**WHAT YOU WILL DO:**
Will you extract the entries word for word? Images should not appear in the copy.

**DATA TO PROCESS:**
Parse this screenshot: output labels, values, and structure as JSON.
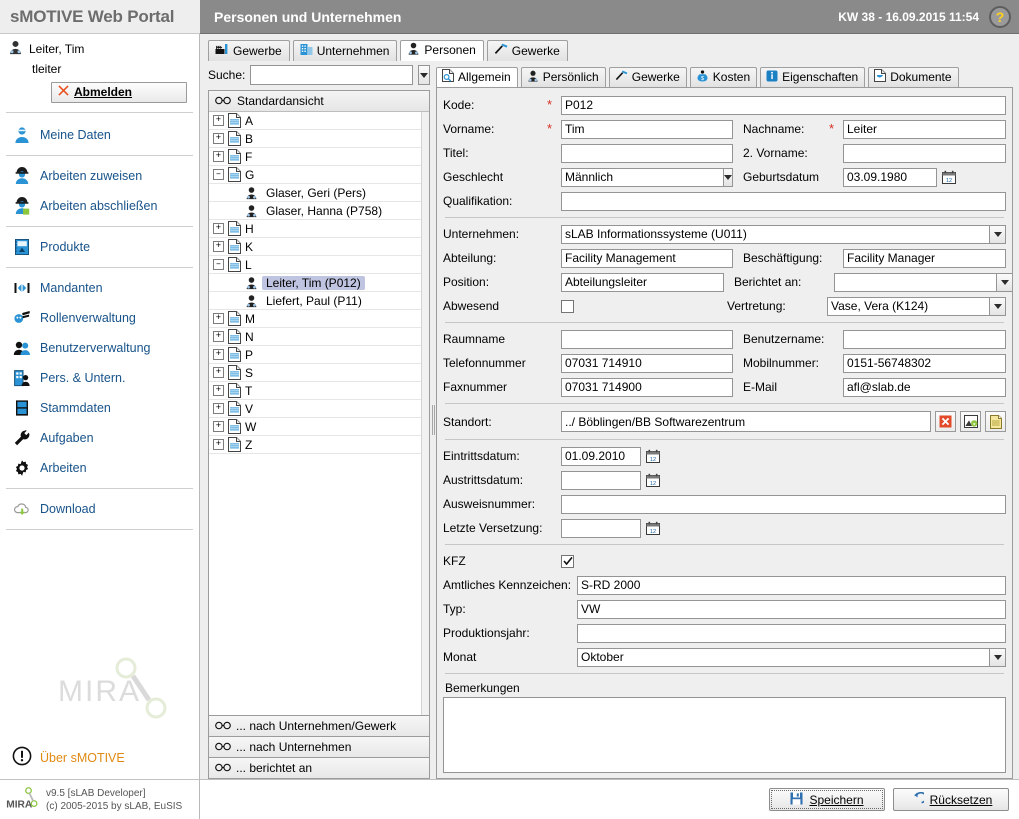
{
  "header": {
    "brand": "sMOTIVE Web Portal",
    "title": "Personen und Unternehmen",
    "datetime": "KW 38 - 16.09.2015 11:54",
    "help_icon": "?"
  },
  "sidebar": {
    "user_name": "Leiter, Tim",
    "user_login": "tleiter",
    "logout_label": "Abmelden",
    "nav": [
      {
        "label": "Meine Daten",
        "icon": "user-icon"
      },
      {
        "label": "Arbeiten zuweisen",
        "icon": "worker-assign-icon"
      },
      {
        "label": "Arbeiten abschließen",
        "icon": "worker-complete-icon"
      },
      {
        "label": "Produkte",
        "icon": "product-icon"
      },
      {
        "label": "Mandanten",
        "icon": "clients-icon"
      },
      {
        "label": "Rollenverwaltung",
        "icon": "roles-icon"
      },
      {
        "label": "Benutzerverwaltung",
        "icon": "users-icon"
      },
      {
        "label": "Pers. & Untern.",
        "icon": "persons-companies-icon"
      },
      {
        "label": "Stammdaten",
        "icon": "masterdata-icon"
      },
      {
        "label": "Aufgaben",
        "icon": "wrench-icon"
      },
      {
        "label": "Arbeiten",
        "icon": "gear-icon"
      },
      {
        "label": "Download",
        "icon": "cloud-download-icon"
      }
    ],
    "watermark": "MIRA",
    "about_label": "Über sMOTIVE",
    "footer_line1": "v9.5 [sLAB Developer]",
    "footer_line2": "(c) 2005-2015 by sLAB, EuSIS"
  },
  "main_tabs": [
    {
      "label": "Gewerbe",
      "icon": "factory-icon",
      "active": false
    },
    {
      "label": "Unternehmen",
      "icon": "building-icon",
      "active": false
    },
    {
      "label": "Personen",
      "icon": "person-icon",
      "active": true
    },
    {
      "label": "Gewerke",
      "icon": "hammer-icon",
      "active": false
    }
  ],
  "tree_panel": {
    "search_label": "Suche:",
    "search_value": "",
    "view_title": "Standardansicht",
    "nodes": [
      {
        "label": "A",
        "type": "group",
        "expanded": false
      },
      {
        "label": "B",
        "type": "group",
        "expanded": false
      },
      {
        "label": "F",
        "type": "group",
        "expanded": false
      },
      {
        "label": "G",
        "type": "group",
        "expanded": true
      },
      {
        "label": "Glaser, Geri (Pers)",
        "type": "person",
        "selected": false
      },
      {
        "label": "Glaser, Hanna (P758)",
        "type": "person",
        "selected": false
      },
      {
        "label": "H",
        "type": "group",
        "expanded": false
      },
      {
        "label": "K",
        "type": "group",
        "expanded": false
      },
      {
        "label": "L",
        "type": "group",
        "expanded": true
      },
      {
        "label": "Leiter, Tim (P012)",
        "type": "person",
        "selected": true
      },
      {
        "label": "Liefert, Paul (P11)",
        "type": "person",
        "selected": false
      },
      {
        "label": "M",
        "type": "group",
        "expanded": false
      },
      {
        "label": "N",
        "type": "group",
        "expanded": false
      },
      {
        "label": "P",
        "type": "group",
        "expanded": false
      },
      {
        "label": "S",
        "type": "group",
        "expanded": false
      },
      {
        "label": "T",
        "type": "group",
        "expanded": false
      },
      {
        "label": "V",
        "type": "group",
        "expanded": false
      },
      {
        "label": "W",
        "type": "group",
        "expanded": false
      },
      {
        "label": "Z",
        "type": "group",
        "expanded": false
      }
    ],
    "footer_views": [
      "... nach Unternehmen/Gewerk",
      "... nach Unternehmen",
      "... berichtet an"
    ]
  },
  "form": {
    "tabs": [
      {
        "label": "Allgemein",
        "icon": "document-search-icon",
        "active": true
      },
      {
        "label": "Persönlich",
        "icon": "person-icon",
        "active": false
      },
      {
        "label": "Gewerke",
        "icon": "hammer-icon",
        "active": false
      },
      {
        "label": "Kosten",
        "icon": "money-icon",
        "active": false
      },
      {
        "label": "Eigenschaften",
        "icon": "info-icon",
        "active": false
      },
      {
        "label": "Dokumente",
        "icon": "documents-icon",
        "active": false
      }
    ],
    "fields": {
      "kode_label": "Kode:",
      "kode_value": "P012",
      "vorname_label": "Vorname:",
      "vorname_value": "Tim",
      "nachname_label": "Nachname:",
      "nachname_value": "Leiter",
      "titel_label": "Titel:",
      "titel_value": "",
      "zweitvorname_label": "2. Vorname:",
      "zweitvorname_value": "",
      "geschlecht_label": "Geschlecht",
      "geschlecht_value": "Männlich",
      "geburtsdatum_label": "Geburtsdatum",
      "geburtsdatum_value": "03.09.1980",
      "qualifikation_label": "Qualifikation:",
      "qualifikation_value": "",
      "unternehmen_label": "Unternehmen:",
      "unternehmen_value": "sLAB Informationssysteme (U011)",
      "abteilung_label": "Abteilung:",
      "abteilung_value": "Facility Management",
      "beschaeftigung_label": "Beschäftigung:",
      "beschaeftigung_value": "Facility Manager",
      "position_label": "Position:",
      "position_value": "Abteilungsleiter",
      "berichtet_an_label": "Berichtet an:",
      "berichtet_an_value": "",
      "abwesend_label": "Abwesend",
      "abwesend_checked": false,
      "vertretung_label": "Vertretung:",
      "vertretung_value": "Vase, Vera (K124)",
      "raumname_label": "Raumname",
      "raumname_value": "",
      "benutzername_label": "Benutzername:",
      "benutzername_value": "",
      "telefonnummer_label": "Telefonnummer",
      "telefonnummer_value": "07031 714910",
      "mobilnummer_label": "Mobilnummer:",
      "mobilnummer_value": "0151-56748302",
      "faxnummer_label": "Faxnummer",
      "faxnummer_value": "07031 714900",
      "email_label": "E-Mail",
      "email_value": "afl@slab.de",
      "standort_label": "Standort:",
      "standort_value": "../ Böblingen/BB Softwarezentrum",
      "eintrittsdatum_label": "Eintrittsdatum:",
      "eintrittsdatum_value": "01.09.2010",
      "austrittsdatum_label": "Austrittsdatum:",
      "austrittsdatum_value": "",
      "ausweisnummer_label": "Ausweisnummer:",
      "ausweisnummer_value": "",
      "letzte_versetzung_label": "Letzte Versetzung:",
      "letzte_versetzung_value": "",
      "kfz_label": "KFZ",
      "kfz_checked": true,
      "kennzeichen_label": "Amtliches Kennzeichen:",
      "kennzeichen_value": "S-RD 2000",
      "typ_label": "Typ:",
      "typ_value": "VW",
      "produktionsjahr_label": "Produktionsjahr:",
      "produktionsjahr_value": "",
      "monat_label": "Monat",
      "monat_value": "Oktober",
      "bemerkungen_label": "Bemerkungen",
      "bemerkungen_value": ""
    },
    "standort_buttons": [
      {
        "name": "clear-location-button",
        "icon": "red-x-icon"
      },
      {
        "name": "pick-location-button",
        "icon": "refresh-location-icon"
      },
      {
        "name": "open-location-button",
        "icon": "note-icon"
      }
    ]
  },
  "footer_buttons": {
    "save_label": "Speichern",
    "reset_label": "Rücksetzen"
  },
  "colors": {
    "titlebar": "#8a8a8a",
    "brand_text": "#6d6d6d",
    "link": "#18538a",
    "accent_orange": "#e08a14",
    "required_red": "#d62d20",
    "selection": "#bfc4e0",
    "help_yellow": "#ffd21e"
  }
}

**ANSWER TO THIS PROBLEM:**
Parse this screenshot: output labels, values, and structure as JSON.
{
  "header": {
    "brand": "sMOTIVE Web Portal",
    "title": "Personen und Unternehmen",
    "datetime": "KW 38 - 16.09.2015 11:54",
    "help_icon": "?"
  },
  "sidebar": {
    "user_name": "Leiter, Tim",
    "user_login": "tleiter",
    "logout_label": "Abmelden",
    "nav": [
      {
        "label": "Meine Daten",
        "icon": "user-icon"
      },
      {
        "label": "Arbeiten zuweisen",
        "icon": "worker-assign-icon"
      },
      {
        "label": "Arbeiten abschließen",
        "icon": "worker-complete-icon"
      },
      {
        "label": "Produkte",
        "icon": "product-icon"
      },
      {
        "label": "Mandanten",
        "icon": "clients-icon"
      },
      {
        "label": "Rollenverwaltung",
        "icon": "roles-icon"
      },
      {
        "label": "Benutzerverwaltung",
        "icon": "users-icon"
      },
      {
        "label": "Pers. & Untern.",
        "icon": "persons-companies-icon"
      },
      {
        "label": "Stammdaten",
        "icon": "masterdata-icon"
      },
      {
        "label": "Aufgaben",
        "icon": "wrench-icon"
      },
      {
        "label": "Arbeiten",
        "icon": "gear-icon"
      },
      {
        "label": "Download",
        "icon": "cloud-download-icon"
      }
    ],
    "watermark": "MIRA",
    "about_label": "Über sMOTIVE",
    "footer_line1": "v9.5 [sLAB Developer]",
    "footer_line2": "(c) 2005-2015 by sLAB, EuSIS"
  },
  "main_tabs": [
    {
      "label": "Gewerbe",
      "icon": "factory-icon",
      "active": false
    },
    {
      "label": "Unternehmen",
      "icon": "building-icon",
      "active": false
    },
    {
      "label": "Personen",
      "icon": "person-icon",
      "active": true
    },
    {
      "label": "Gewerke",
      "icon": "hammer-icon",
      "active": false
    }
  ],
  "tree_panel": {
    "search_label": "Suche:",
    "search_value": "",
    "view_title": "Standardansicht",
    "nodes": [
      {
        "label": "A",
        "type": "group",
        "expanded": false
      },
      {
        "label": "B",
        "type": "group",
        "expanded": false
      },
      {
        "label": "F",
        "type": "group",
        "expanded": false
      },
      {
        "label": "G",
        "type": "group",
        "expanded": true
      },
      {
        "label": "Glaser, Geri (Pers)",
        "type": "person",
        "selected": false
      },
      {
        "label": "Glaser, Hanna (P758)",
        "type": "person",
        "selected": false
      },
      {
        "label": "H",
        "type": "group",
        "expanded": false
      },
      {
        "label": "K",
        "type": "group",
        "expanded": false
      },
      {
        "label": "L",
        "type": "group",
        "expanded": true
      },
      {
        "label": "Leiter, Tim (P012)",
        "type": "person",
        "selected": true
      },
      {
        "label": "Liefert, Paul (P11)",
        "type": "person",
        "selected": false
      },
      {
        "label": "M",
        "type": "group",
        "expanded": false
      },
      {
        "label": "N",
        "type": "group",
        "expanded": false
      },
      {
        "label": "P",
        "type": "group",
        "expanded": false
      },
      {
        "label": "S",
        "type": "group",
        "expanded": false
      },
      {
        "label": "T",
        "type": "group",
        "expanded": false
      },
      {
        "label": "V",
        "type": "group",
        "expanded": false
      },
      {
        "label": "W",
        "type": "group",
        "expanded": false
      },
      {
        "label": "Z",
        "type": "group",
        "expanded": false
      }
    ],
    "footer_views": [
      "... nach Unternehmen/Gewerk",
      "... nach Unternehmen",
      "... berichtet an"
    ]
  },
  "form": {
    "tabs": [
      {
        "label": "Allgemein",
        "icon": "document-search-icon",
        "active": true
      },
      {
        "label": "Persönlich",
        "icon": "person-icon",
        "active": false
      },
      {
        "label": "Gewerke",
        "icon": "hammer-icon",
        "active": false
      },
      {
        "label": "Kosten",
        "icon": "money-icon",
        "active": false
      },
      {
        "label": "Eigenschaften",
        "icon": "info-icon",
        "active": false
      },
      {
        "label": "Dokumente",
        "icon": "documents-icon",
        "active": false
      }
    ],
    "fields": {
      "kode_label": "Kode:",
      "kode_value": "P012",
      "vorname_label": "Vorname:",
      "vorname_value": "Tim",
      "nachname_label": "Nachname:",
      "nachname_value": "Leiter",
      "titel_label": "Titel:",
      "titel_value": "",
      "zweitvorname_label": "2. Vorname:",
      "zweitvorname_value": "",
      "geschlecht_label": "Geschlecht",
      "geschlecht_value": "Männlich",
      "geburtsdatum_label": "Geburtsdatum",
      "geburtsdatum_value": "03.09.1980",
      "qualifikation_label": "Qualifikation:",
      "qualifikation_value": "",
      "unternehmen_label": "Unternehmen:",
      "unternehmen_value": "sLAB Informationssysteme (U011)",
      "abteilung_label": "Abteilung:",
      "abteilung_value": "Facility Management",
      "beschaeftigung_label": "Beschäftigung:",
      "beschaeftigung_value": "Facility Manager",
      "position_label": "Position:",
      "position_value": "Abteilungsleiter",
      "berichtet_an_label": "Berichtet an:",
      "berichtet_an_value": "",
      "abwesend_label": "Abwesend",
      "abwesend_checked": false,
      "vertretung_label": "Vertretung:",
      "vertretung_value": "Vase, Vera (K124)",
      "raumname_label": "Raumname",
      "raumname_value": "",
      "benutzername_label": "Benutzername:",
      "benutzername_value": "",
      "telefonnummer_label": "Telefonnummer",
      "telefonnummer_value": "07031 714910",
      "mobilnummer_label": "Mobilnummer:",
      "mobilnummer_value": "0151-56748302",
      "faxnummer_label": "Faxnummer",
      "faxnummer_value": "07031 714900",
      "email_label": "E-Mail",
      "email_value": "afl@slab.de",
      "standort_label": "Standort:",
      "standort_value": "../ Böblingen/BB Softwarezentrum",
      "eintrittsdatum_label": "Eintrittsdatum:",
      "eintrittsdatum_value": "01.09.2010",
      "austrittsdatum_label": "Austrittsdatum:",
      "austrittsdatum_value": "",
      "ausweisnummer_label": "Ausweisnummer:",
      "ausweisnummer_value": "",
      "letzte_versetzung_label": "Letzte Versetzung:",
      "letzte_versetzung_value": "",
      "kfz_label": "KFZ",
      "kfz_checked": true,
      "kennzeichen_label": "Amtliches Kennzeichen:",
      "kennzeichen_value": "S-RD 2000",
      "typ_label": "Typ:",
      "typ_value": "VW",
      "produktionsjahr_label": "Produktionsjahr:",
      "produktionsjahr_value": "",
      "monat_label": "Monat",
      "monat_value": "Oktober",
      "bemerkungen_label": "Bemerkungen",
      "bemerkungen_value": ""
    },
    "standort_buttons": [
      {
        "name": "clear-location-button",
        "icon": "red-x-icon"
      },
      {
        "name": "pick-location-button",
        "icon": "refresh-location-icon"
      },
      {
        "name": "open-location-button",
        "icon": "note-icon"
      }
    ]
  },
  "footer_buttons": {
    "save_label": "Speichern",
    "reset_label": "Rücksetzen"
  },
  "colors": {
    "titlebar": "#8a8a8a",
    "brand_text": "#6d6d6d",
    "link": "#18538a",
    "accent_orange": "#e08a14",
    "required_red": "#d62d20",
    "selection": "#bfc4e0",
    "help_yellow": "#ffd21e"
  }
}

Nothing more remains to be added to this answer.